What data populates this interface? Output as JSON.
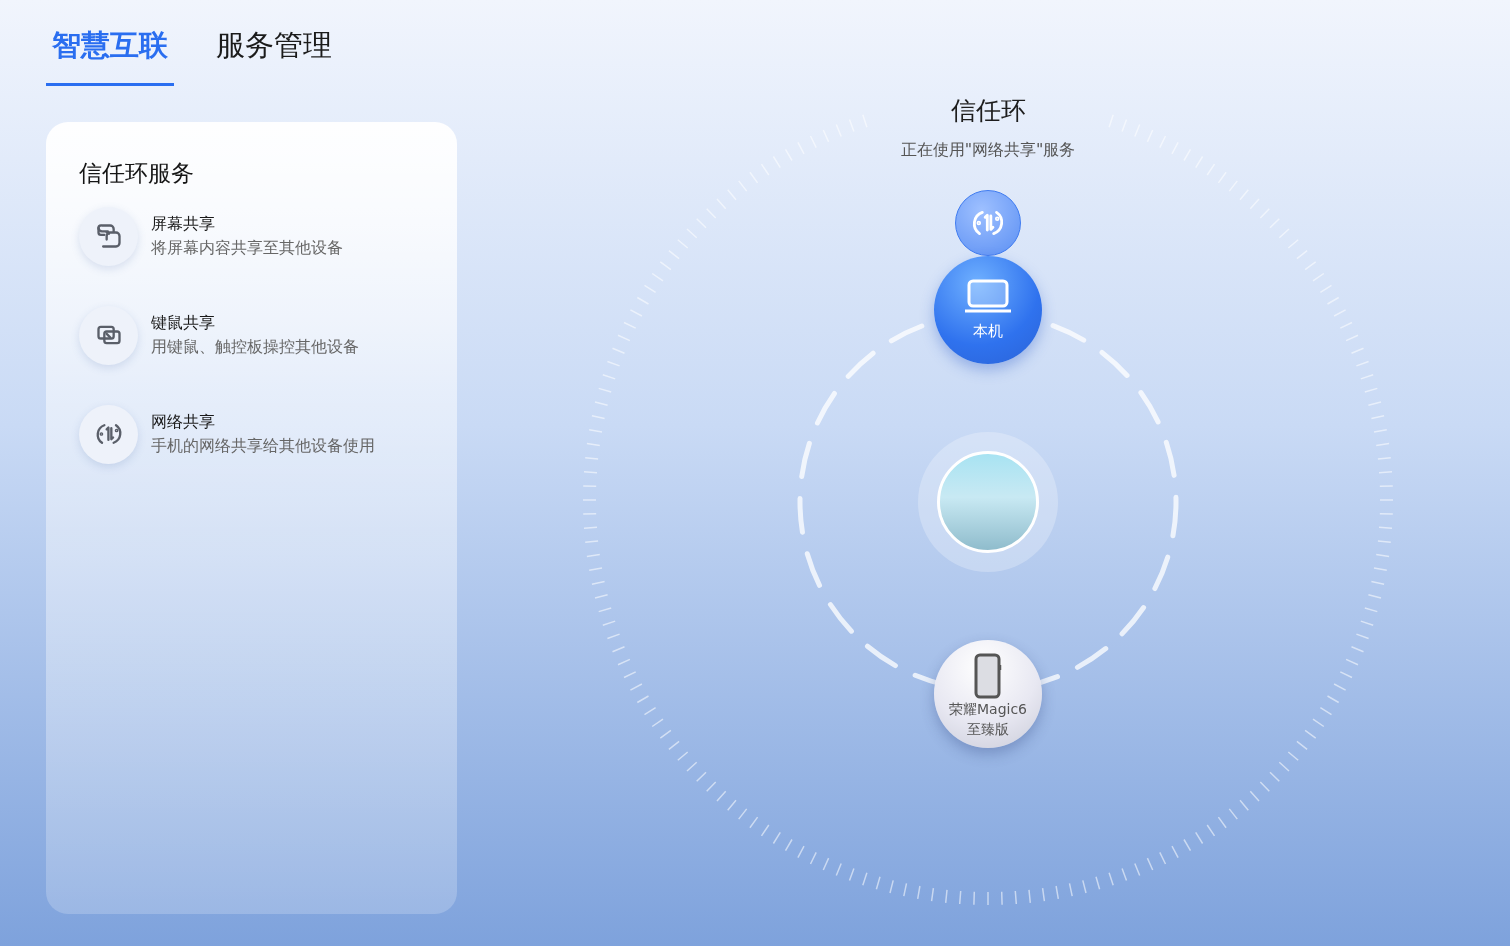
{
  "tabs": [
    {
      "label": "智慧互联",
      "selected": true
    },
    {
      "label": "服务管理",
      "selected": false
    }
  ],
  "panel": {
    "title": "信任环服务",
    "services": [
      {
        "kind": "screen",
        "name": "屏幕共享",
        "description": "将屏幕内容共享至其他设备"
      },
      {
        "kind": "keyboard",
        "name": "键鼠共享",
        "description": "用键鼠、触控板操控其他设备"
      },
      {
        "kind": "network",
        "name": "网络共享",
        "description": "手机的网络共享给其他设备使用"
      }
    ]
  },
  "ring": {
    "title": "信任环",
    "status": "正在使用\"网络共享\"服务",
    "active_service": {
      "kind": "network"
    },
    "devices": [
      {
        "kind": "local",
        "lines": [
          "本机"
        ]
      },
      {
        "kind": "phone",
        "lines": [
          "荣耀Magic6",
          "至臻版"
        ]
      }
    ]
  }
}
#####
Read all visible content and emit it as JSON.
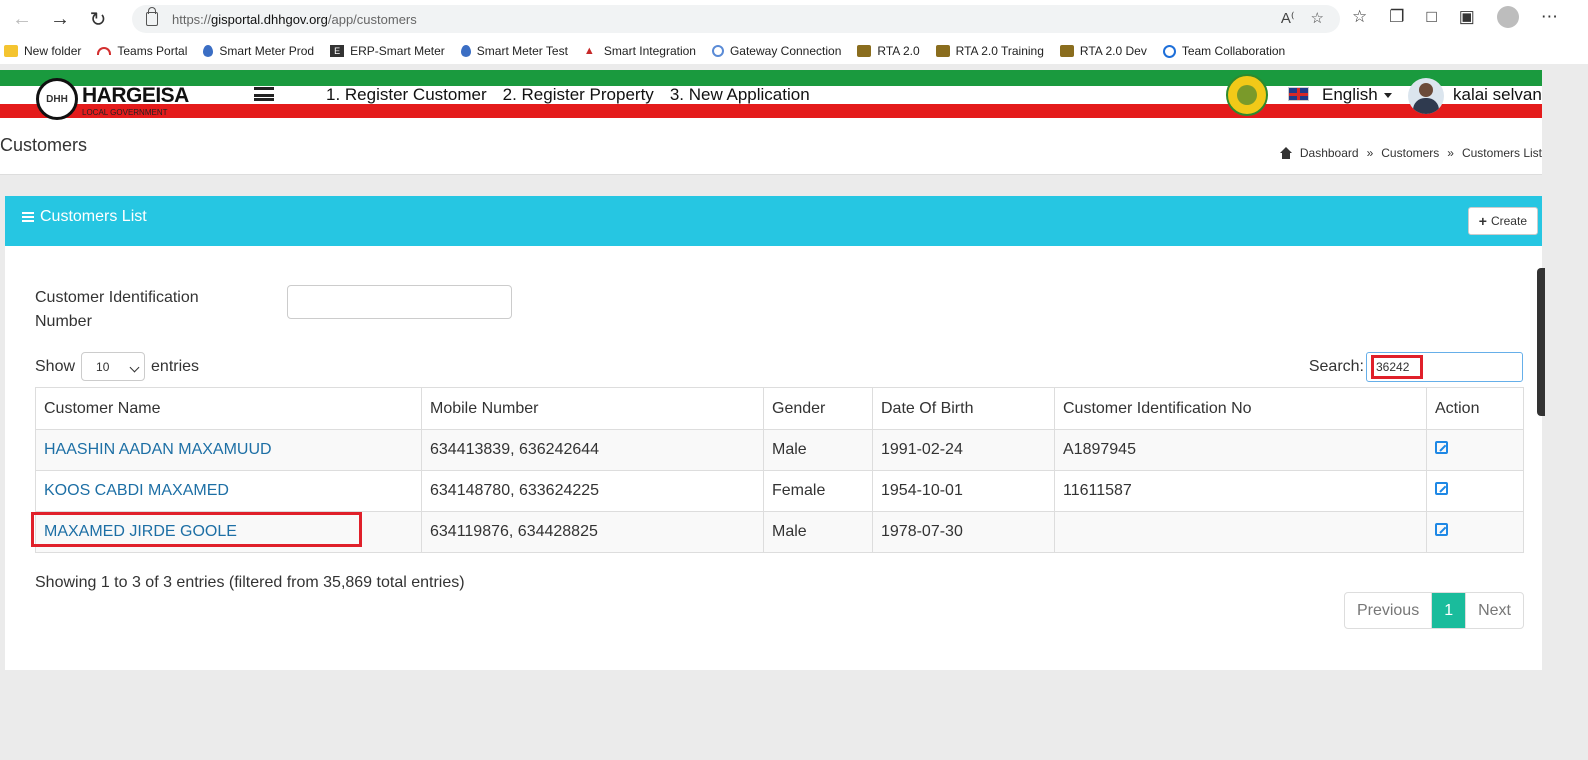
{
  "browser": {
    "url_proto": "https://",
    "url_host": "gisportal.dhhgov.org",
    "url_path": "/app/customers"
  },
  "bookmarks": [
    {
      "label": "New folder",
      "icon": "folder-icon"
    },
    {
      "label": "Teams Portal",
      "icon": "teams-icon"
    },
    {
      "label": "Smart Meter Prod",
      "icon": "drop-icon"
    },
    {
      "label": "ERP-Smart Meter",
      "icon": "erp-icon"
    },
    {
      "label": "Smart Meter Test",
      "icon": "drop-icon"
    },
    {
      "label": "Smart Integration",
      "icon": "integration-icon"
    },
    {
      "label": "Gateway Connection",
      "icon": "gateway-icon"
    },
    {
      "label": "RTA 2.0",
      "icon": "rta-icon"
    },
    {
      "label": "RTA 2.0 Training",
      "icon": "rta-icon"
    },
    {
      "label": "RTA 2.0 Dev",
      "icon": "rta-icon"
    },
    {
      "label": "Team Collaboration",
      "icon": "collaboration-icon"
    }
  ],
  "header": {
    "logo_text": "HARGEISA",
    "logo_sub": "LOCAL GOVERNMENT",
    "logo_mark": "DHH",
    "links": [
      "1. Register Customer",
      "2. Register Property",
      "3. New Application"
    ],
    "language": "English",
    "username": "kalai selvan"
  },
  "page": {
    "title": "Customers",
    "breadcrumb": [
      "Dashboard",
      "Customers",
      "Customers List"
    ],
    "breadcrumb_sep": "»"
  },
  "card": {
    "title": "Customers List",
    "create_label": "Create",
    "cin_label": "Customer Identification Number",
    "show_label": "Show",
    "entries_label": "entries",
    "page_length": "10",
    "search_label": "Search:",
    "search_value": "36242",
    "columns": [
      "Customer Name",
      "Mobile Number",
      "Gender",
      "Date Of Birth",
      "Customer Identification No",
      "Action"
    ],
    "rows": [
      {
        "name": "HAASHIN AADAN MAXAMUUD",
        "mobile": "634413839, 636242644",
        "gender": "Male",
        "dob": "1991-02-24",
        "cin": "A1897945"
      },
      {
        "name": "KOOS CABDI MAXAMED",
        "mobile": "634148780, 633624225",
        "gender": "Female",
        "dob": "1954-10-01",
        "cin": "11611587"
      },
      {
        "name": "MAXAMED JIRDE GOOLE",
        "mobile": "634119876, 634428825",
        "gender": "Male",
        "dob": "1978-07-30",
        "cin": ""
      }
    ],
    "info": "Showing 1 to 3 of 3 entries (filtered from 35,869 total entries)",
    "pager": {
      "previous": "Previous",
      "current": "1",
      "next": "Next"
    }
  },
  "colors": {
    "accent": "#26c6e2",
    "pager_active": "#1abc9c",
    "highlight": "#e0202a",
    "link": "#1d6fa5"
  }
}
#####
▶ _WORK TO DO_: Pull out every line in the data above that has the word "kind".

▶ _RESULT FOR THIS TASK_:
        "kind": "screen",
        "kind": "keyboard",
        "kind": "network",
      "kind": "network"
        "kind": "local",
        "kind": "phone",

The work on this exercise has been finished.